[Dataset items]
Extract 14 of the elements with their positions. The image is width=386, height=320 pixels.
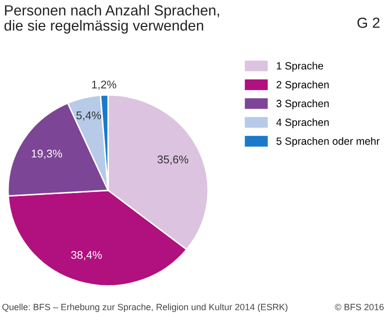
text: © BFS 2016 (334, 304, 384, 310)
data-label: 5,4% (76, 111, 101, 121)
legend-label: 3 Sprachen (276, 100, 329, 110)
legend-label: 2 Sprachen (276, 80, 329, 90)
data-label: 1,2% (92, 80, 116, 90)
legend-label: 5 Sprachen oder mehr (276, 137, 380, 147)
text: G 2 (357, 18, 380, 28)
data-label: 35,6% (158, 156, 188, 165)
data-label: 19,3% (32, 150, 62, 159)
legend-label: 1 Sprache (276, 62, 324, 72)
data-label: 38,4% (71, 251, 102, 260)
source-note: Quelle: BFS – Erhebung zur Sprache, Religion und Kultur 2014 (ESRK) (2, 304, 288, 312)
chart-title: Personen nach Anzahl Sprachen, die sie regelmässig verwenden (4, 4, 220, 34)
legend-label: 4 Sprachen (276, 118, 329, 128)
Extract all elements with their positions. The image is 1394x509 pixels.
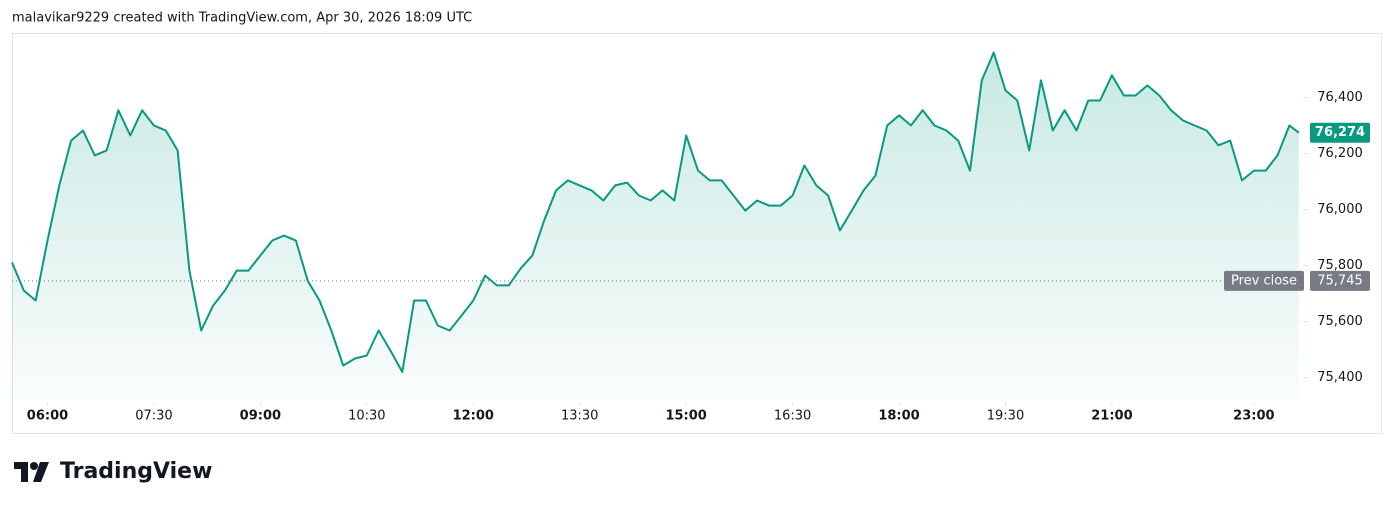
x-tick-label: 23:00 bbox=[1233, 409, 1274, 424]
header: malavikar9229 created with TradingView.c… bbox=[12, 11, 472, 26]
prev-close-value-tag bbox=[1310, 270, 1370, 291]
x-tick-label: 13:30 bbox=[561, 409, 598, 424]
last-price-tag bbox=[1310, 122, 1370, 143]
x-tick-label: 12:00 bbox=[453, 409, 494, 424]
prev-close-tag bbox=[1224, 270, 1304, 291]
brand: TradingView bbox=[60, 459, 212, 484]
x-tick-label: 19:30 bbox=[987, 409, 1024, 424]
prev-close-value: 75,745 bbox=[1317, 273, 1363, 288]
y-tick-label: 76,000 bbox=[1317, 202, 1363, 217]
y-tick-label: 75,600 bbox=[1317, 314, 1363, 329]
x-tick-label: 06:00 bbox=[27, 409, 68, 424]
area bbox=[12, 52, 1299, 400]
x-tick-label: 07:30 bbox=[135, 409, 172, 424]
price-line bbox=[11, 51, 1300, 373]
y-tick-label: 76,200 bbox=[1317, 146, 1363, 161]
y-tick-label: 76,400 bbox=[1317, 90, 1363, 105]
x-tick-label: 15:00 bbox=[665, 409, 706, 424]
x-tick-label: 18:00 bbox=[878, 409, 919, 424]
prev-close-text: Prev close bbox=[1231, 273, 1297, 288]
last-price-label: 76,274 bbox=[1315, 125, 1365, 140]
y-tick-label: 75,800 bbox=[1317, 258, 1363, 273]
x-tick-label: 16:30 bbox=[774, 409, 811, 424]
x-tick-label: 09:00 bbox=[240, 409, 281, 424]
x-tick-label: 10:30 bbox=[348, 409, 385, 424]
x-tick-label: 21:00 bbox=[1091, 409, 1132, 424]
logo bbox=[14, 462, 49, 482]
frame bbox=[12, 33, 1382, 434]
y-tick-label: 75,400 bbox=[1317, 370, 1363, 385]
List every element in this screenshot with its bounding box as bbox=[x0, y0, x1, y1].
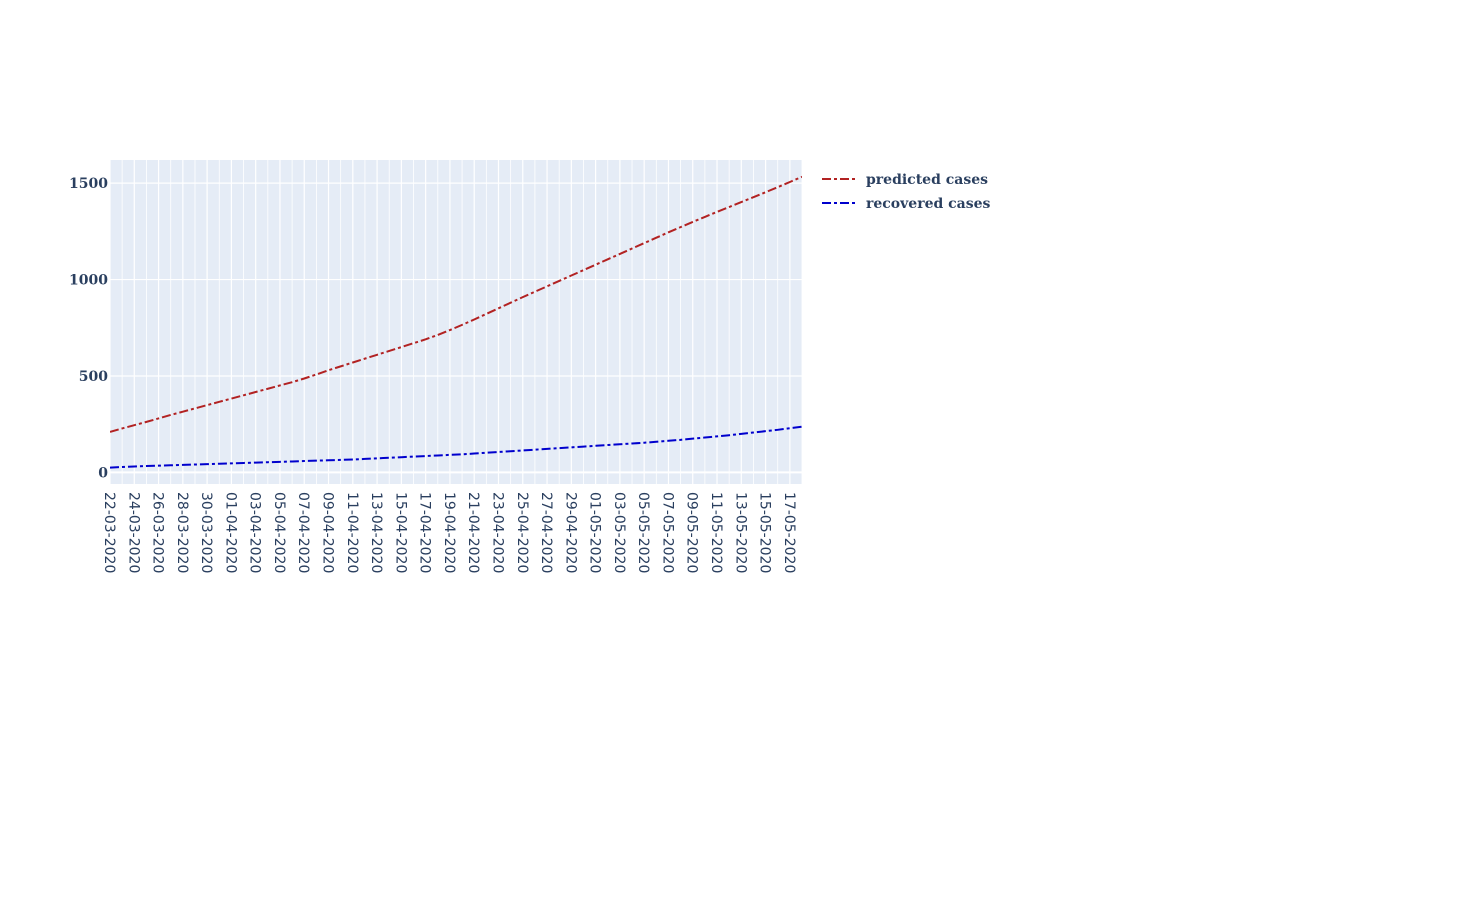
x-tick-label: 11-05-2020 bbox=[708, 492, 724, 573]
x-tick-label: 29-04-2020 bbox=[562, 492, 578, 573]
y-tick-label: 1000 bbox=[69, 273, 108, 289]
x-tick-label: 17-05-2020 bbox=[781, 492, 797, 573]
legend-label: predicted cases bbox=[866, 172, 988, 188]
y-tick-label: 500 bbox=[79, 369, 108, 385]
x-tick-label: 30-03-2020 bbox=[198, 492, 214, 573]
x-axis: 22-03-2020 24-03-2020 26-03-2020 28-03-2020… bbox=[101, 492, 797, 573]
x-tick-label: 15-05-2020 bbox=[757, 492, 773, 573]
x-tick-label: 13-05-2020 bbox=[732, 492, 748, 573]
x-tick-label: 28-03-2020 bbox=[174, 492, 190, 573]
x-tick-label: 03-05-2020 bbox=[611, 492, 627, 573]
legend-label: recovered cases bbox=[866, 196, 991, 212]
x-tick-label: 23-04-2020 bbox=[489, 492, 505, 573]
series-line-predicted-cases bbox=[110, 175, 802, 433]
x-tick-label: 05-04-2020 bbox=[271, 492, 287, 573]
x-tick-label: 25-04-2020 bbox=[514, 492, 530, 573]
x-tick-label: 01-04-2020 bbox=[222, 492, 238, 573]
x-tick-label: 26-03-2020 bbox=[150, 492, 166, 573]
x-gridlines bbox=[109, 160, 803, 484]
x-tick-label: 19-04-2020 bbox=[441, 492, 457, 573]
legend: predicted cases recovered cases bbox=[822, 172, 991, 212]
y-tick-label: 0 bbox=[98, 465, 108, 481]
x-tick-label: 05-05-2020 bbox=[635, 492, 651, 573]
y-tick-label: 1500 bbox=[69, 176, 108, 192]
x-tick-label: 11-04-2020 bbox=[344, 492, 360, 573]
x-tick-label: 17-04-2020 bbox=[417, 492, 433, 573]
x-tick-label: 15-04-2020 bbox=[392, 492, 408, 573]
x-tick-label: 03-04-2020 bbox=[247, 492, 263, 573]
x-tick-label: 24-03-2020 bbox=[125, 492, 141, 573]
legend-item-predicted-cases[interactable]: predicted cases bbox=[822, 172, 988, 188]
series-line-recovered-cases bbox=[110, 425, 802, 469]
legend-item-recovered-cases[interactable]: recovered cases bbox=[822, 196, 991, 212]
x-tick-label: 09-05-2020 bbox=[684, 492, 700, 573]
x-tick-label: 07-05-2020 bbox=[659, 492, 675, 573]
x-tick-label: 21-04-2020 bbox=[465, 492, 481, 573]
y-gridlines bbox=[110, 182, 802, 474]
x-tick-label: 07-04-2020 bbox=[295, 492, 311, 573]
plot-area bbox=[110, 160, 802, 484]
y-axis: 0 500 1000 1500 bbox=[69, 176, 108, 481]
x-tick-label: 09-04-2020 bbox=[320, 492, 336, 573]
x-tick-label: 27-04-2020 bbox=[538, 492, 554, 573]
series-layer bbox=[110, 175, 802, 469]
x-tick-label: 13-04-2020 bbox=[368, 492, 384, 573]
x-tick-label: 22-03-2020 bbox=[101, 492, 117, 573]
x-tick-label: 01-05-2020 bbox=[587, 492, 603, 573]
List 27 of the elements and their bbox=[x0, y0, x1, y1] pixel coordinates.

_Instructions to follow:_ Would you reproduce every item above word for word, omitting the pictures?

_Answer for the task:_
Extract 14 of the elements with their positions. The image is width=386, height=320 pixels.
text: © BFS 2016 (334, 304, 384, 310)
data-label: 5,4% (76, 111, 101, 121)
legend-label: 3 Sprachen (276, 100, 329, 110)
legend-label: 2 Sprachen (276, 80, 329, 90)
data-label: 1,2% (92, 80, 116, 90)
legend-label: 5 Sprachen oder mehr (276, 137, 380, 147)
text: G 2 (357, 18, 380, 28)
data-label: 35,6% (158, 156, 188, 165)
data-label: 19,3% (32, 150, 62, 159)
legend-label: 1 Sprache (276, 62, 324, 72)
data-label: 38,4% (71, 251, 102, 260)
source-note: Quelle: BFS – Erhebung zur Sprache, Religion und Kultur 2014 (ESRK) (2, 304, 288, 312)
chart-title: Personen nach Anzahl Sprachen, die sie regelmässig verwenden (4, 4, 220, 34)
legend-label: 4 Sprachen (276, 118, 329, 128)
Extract all elements with their positions. The image is 1394x509 pixels.
x-tick-label: 23:00 bbox=[1233, 409, 1274, 424]
header: malavikar9229 created with TradingView.c… bbox=[12, 11, 472, 26]
prev-close-value-tag bbox=[1310, 270, 1370, 291]
x-tick-label: 13:30 bbox=[561, 409, 598, 424]
last-price-tag bbox=[1310, 122, 1370, 143]
x-tick-label: 12:00 bbox=[453, 409, 494, 424]
prev-close-tag bbox=[1224, 270, 1304, 291]
brand: TradingView bbox=[60, 459, 212, 484]
x-tick-label: 19:30 bbox=[987, 409, 1024, 424]
prev-close-value: 75,745 bbox=[1317, 273, 1363, 288]
y-tick-label: 76,000 bbox=[1317, 202, 1363, 217]
y-tick-label: 75,600 bbox=[1317, 314, 1363, 329]
x-tick-label: 06:00 bbox=[27, 409, 68, 424]
area bbox=[12, 52, 1299, 400]
x-tick-label: 07:30 bbox=[135, 409, 172, 424]
price-line bbox=[11, 51, 1300, 373]
y-tick-label: 76,200 bbox=[1317, 146, 1363, 161]
y-tick-label: 76,400 bbox=[1317, 90, 1363, 105]
x-tick-label: 15:00 bbox=[665, 409, 706, 424]
x-tick-label: 18:00 bbox=[878, 409, 919, 424]
prev-close-text: Prev close bbox=[1231, 273, 1297, 288]
last-price-label: 76,274 bbox=[1315, 125, 1365, 140]
y-tick-label: 75,800 bbox=[1317, 258, 1363, 273]
x-tick-label: 16:30 bbox=[774, 409, 811, 424]
x-tick-label: 09:00 bbox=[240, 409, 281, 424]
x-tick-label: 10:30 bbox=[348, 409, 385, 424]
x-tick-label: 21:00 bbox=[1091, 409, 1132, 424]
logo bbox=[14, 462, 49, 482]
frame bbox=[12, 33, 1382, 434]
y-tick-label: 75,400 bbox=[1317, 370, 1363, 385]
List every element in this screenshot with its bounding box as bbox=[x0, y0, x1, y1].
x-tick-label: 11-05-2020 bbox=[708, 492, 724, 573]
x-tick-label: 29-04-2020 bbox=[562, 492, 578, 573]
y-tick-label: 1000 bbox=[69, 273, 108, 289]
x-tick-label: 17-05-2020 bbox=[781, 492, 797, 573]
legend-label: predicted cases bbox=[866, 172, 988, 188]
y-tick-label: 500 bbox=[79, 369, 108, 385]
x-tick-label: 30-03-2020 bbox=[198, 492, 214, 573]
x-axis: 22-03-2020 24-03-2020 26-03-2020 28-03-2020… bbox=[101, 492, 797, 573]
x-tick-label: 15-05-2020 bbox=[757, 492, 773, 573]
x-tick-label: 13-05-2020 bbox=[732, 492, 748, 573]
x-tick-label: 28-03-2020 bbox=[174, 492, 190, 573]
x-tick-label: 03-05-2020 bbox=[611, 492, 627, 573]
legend-label: recovered cases bbox=[866, 196, 991, 212]
x-tick-label: 23-04-2020 bbox=[489, 492, 505, 573]
series-line-predicted-cases bbox=[110, 175, 802, 433]
x-tick-label: 05-04-2020 bbox=[271, 492, 287, 573]
x-tick-label: 25-04-2020 bbox=[514, 492, 530, 573]
x-tick-label: 01-04-2020 bbox=[222, 492, 238, 573]
x-tick-label: 26-03-2020 bbox=[150, 492, 166, 573]
x-gridlines bbox=[109, 160, 803, 484]
x-tick-label: 19-04-2020 bbox=[441, 492, 457, 573]
legend: predicted cases recovered cases bbox=[822, 172, 991, 212]
y-tick-label: 0 bbox=[98, 465, 108, 481]
x-tick-label: 05-05-2020 bbox=[635, 492, 651, 573]
y-tick-label: 1500 bbox=[69, 176, 108, 192]
x-tick-label: 11-04-2020 bbox=[344, 492, 360, 573]
x-tick-label: 17-04-2020 bbox=[417, 492, 433, 573]
x-tick-label: 15-04-2020 bbox=[392, 492, 408, 573]
x-tick-label: 03-04-2020 bbox=[247, 492, 263, 573]
x-tick-label: 24-03-2020 bbox=[125, 492, 141, 573]
legend-item-predicted-cases[interactable]: predicted cases bbox=[822, 172, 988, 188]
series-line-recovered-cases bbox=[110, 425, 802, 469]
legend-item-recovered-cases[interactable]: recovered cases bbox=[822, 196, 991, 212]
x-tick-label: 09-05-2020 bbox=[684, 492, 700, 573]
x-tick-label: 07-05-2020 bbox=[659, 492, 675, 573]
x-tick-label: 21-04-2020 bbox=[465, 492, 481, 573]
y-gridlines bbox=[110, 182, 802, 474]
x-tick-label: 07-04-2020 bbox=[295, 492, 311, 573]
plot-area bbox=[110, 160, 802, 484]
y-axis: 0 500 1000 1500 bbox=[69, 176, 108, 481]
x-tick-label: 09-04-2020 bbox=[320, 492, 336, 573]
x-tick-label: 27-04-2020 bbox=[538, 492, 554, 573]
series-layer bbox=[110, 175, 802, 469]
x-tick-label: 13-04-2020 bbox=[368, 492, 384, 573]
x-tick-label: 22-03-2020 bbox=[101, 492, 117, 573]
x-tick-label: 01-05-2020 bbox=[587, 492, 603, 573]
List 27 of the elements and their bbox=[x0, y0, x1, y1] pixel coordinates.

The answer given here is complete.